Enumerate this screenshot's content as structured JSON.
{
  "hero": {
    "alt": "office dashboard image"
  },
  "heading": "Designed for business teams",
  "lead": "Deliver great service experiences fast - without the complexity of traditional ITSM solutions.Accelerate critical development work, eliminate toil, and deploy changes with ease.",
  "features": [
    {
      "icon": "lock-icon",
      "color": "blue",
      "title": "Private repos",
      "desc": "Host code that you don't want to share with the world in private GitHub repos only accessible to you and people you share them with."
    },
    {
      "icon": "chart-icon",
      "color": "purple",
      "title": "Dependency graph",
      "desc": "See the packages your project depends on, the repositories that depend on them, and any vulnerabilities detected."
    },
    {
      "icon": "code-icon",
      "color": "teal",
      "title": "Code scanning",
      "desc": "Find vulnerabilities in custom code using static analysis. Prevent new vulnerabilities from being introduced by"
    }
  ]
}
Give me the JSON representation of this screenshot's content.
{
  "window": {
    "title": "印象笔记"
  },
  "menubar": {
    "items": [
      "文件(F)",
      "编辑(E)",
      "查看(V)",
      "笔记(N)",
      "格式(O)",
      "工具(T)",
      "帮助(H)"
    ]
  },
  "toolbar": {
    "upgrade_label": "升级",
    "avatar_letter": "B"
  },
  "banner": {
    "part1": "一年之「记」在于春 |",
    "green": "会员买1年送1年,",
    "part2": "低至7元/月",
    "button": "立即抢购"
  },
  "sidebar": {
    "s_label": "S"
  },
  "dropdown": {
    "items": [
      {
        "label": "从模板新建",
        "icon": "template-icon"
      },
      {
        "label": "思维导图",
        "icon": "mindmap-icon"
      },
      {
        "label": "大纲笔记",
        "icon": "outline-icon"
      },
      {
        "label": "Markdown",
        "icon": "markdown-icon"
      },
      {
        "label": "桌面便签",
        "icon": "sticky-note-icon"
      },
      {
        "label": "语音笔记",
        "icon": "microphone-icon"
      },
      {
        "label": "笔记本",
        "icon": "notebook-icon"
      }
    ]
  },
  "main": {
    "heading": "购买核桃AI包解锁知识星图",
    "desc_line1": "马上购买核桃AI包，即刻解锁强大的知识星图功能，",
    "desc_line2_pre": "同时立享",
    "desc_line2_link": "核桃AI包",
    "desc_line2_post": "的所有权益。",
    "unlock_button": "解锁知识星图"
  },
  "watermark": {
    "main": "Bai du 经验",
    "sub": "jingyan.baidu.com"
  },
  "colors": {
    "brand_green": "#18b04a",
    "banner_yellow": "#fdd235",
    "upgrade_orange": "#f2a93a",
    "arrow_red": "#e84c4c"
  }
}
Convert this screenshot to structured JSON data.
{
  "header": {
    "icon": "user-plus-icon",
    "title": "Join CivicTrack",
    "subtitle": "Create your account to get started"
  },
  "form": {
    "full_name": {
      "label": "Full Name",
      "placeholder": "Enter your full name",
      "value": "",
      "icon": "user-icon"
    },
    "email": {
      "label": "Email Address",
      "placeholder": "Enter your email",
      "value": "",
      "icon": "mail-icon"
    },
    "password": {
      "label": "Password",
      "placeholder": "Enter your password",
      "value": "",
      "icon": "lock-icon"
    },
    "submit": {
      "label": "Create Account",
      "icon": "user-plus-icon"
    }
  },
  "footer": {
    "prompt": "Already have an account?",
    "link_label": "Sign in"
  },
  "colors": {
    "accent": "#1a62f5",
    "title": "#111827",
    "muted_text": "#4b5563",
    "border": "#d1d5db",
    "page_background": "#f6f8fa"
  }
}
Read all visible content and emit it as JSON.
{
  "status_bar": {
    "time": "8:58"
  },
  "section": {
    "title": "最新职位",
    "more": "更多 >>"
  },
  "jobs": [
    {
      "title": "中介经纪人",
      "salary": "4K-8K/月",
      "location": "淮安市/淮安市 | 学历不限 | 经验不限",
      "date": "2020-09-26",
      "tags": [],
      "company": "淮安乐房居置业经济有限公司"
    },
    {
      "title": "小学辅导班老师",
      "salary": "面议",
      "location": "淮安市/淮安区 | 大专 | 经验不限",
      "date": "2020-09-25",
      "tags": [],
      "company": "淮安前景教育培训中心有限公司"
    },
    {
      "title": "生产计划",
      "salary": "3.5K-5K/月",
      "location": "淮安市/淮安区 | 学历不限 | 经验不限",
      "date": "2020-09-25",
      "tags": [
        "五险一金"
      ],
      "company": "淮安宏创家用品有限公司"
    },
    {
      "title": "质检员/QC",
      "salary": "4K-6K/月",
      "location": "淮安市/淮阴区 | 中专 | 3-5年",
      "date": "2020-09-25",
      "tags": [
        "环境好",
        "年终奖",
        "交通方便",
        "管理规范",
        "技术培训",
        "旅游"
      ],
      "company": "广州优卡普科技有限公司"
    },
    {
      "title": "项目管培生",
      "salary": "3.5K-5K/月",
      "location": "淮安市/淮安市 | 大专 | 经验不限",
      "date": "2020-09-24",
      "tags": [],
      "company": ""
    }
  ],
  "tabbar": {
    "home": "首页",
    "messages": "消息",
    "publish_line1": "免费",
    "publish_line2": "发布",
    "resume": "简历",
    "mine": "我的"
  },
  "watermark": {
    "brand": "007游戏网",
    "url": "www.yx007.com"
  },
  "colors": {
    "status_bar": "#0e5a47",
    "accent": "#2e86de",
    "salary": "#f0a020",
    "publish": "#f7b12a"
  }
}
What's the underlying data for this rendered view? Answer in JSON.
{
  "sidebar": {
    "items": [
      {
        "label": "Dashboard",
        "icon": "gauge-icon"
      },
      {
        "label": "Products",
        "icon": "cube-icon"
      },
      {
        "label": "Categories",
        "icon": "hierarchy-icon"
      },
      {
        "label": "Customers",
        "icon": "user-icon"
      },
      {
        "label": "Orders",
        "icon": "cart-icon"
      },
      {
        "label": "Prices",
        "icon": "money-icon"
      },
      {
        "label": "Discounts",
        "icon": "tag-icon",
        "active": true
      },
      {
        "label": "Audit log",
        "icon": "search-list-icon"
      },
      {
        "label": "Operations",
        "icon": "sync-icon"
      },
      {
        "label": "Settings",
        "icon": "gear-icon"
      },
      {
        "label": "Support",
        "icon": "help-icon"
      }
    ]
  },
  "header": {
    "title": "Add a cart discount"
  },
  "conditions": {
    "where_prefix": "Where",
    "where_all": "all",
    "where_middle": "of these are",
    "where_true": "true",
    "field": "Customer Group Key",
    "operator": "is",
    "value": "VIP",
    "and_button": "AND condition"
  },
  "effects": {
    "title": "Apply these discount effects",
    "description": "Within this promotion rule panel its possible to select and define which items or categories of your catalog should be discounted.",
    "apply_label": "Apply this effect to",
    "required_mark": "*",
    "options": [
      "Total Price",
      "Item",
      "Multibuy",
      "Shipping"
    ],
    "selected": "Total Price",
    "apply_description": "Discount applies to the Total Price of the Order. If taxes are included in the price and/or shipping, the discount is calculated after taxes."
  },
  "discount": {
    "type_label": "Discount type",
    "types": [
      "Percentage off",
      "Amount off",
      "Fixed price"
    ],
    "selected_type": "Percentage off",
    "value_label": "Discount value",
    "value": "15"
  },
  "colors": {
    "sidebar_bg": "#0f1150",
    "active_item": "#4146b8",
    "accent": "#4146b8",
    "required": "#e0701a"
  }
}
=======
### Exercise
Identify all lines where the word "user" shows up. Copy them.

### Expected answer
    "icon": "user-plus-icon",
      "icon": "user-icon"
      "icon": "user-plus-icon"
        "icon": "user-icon"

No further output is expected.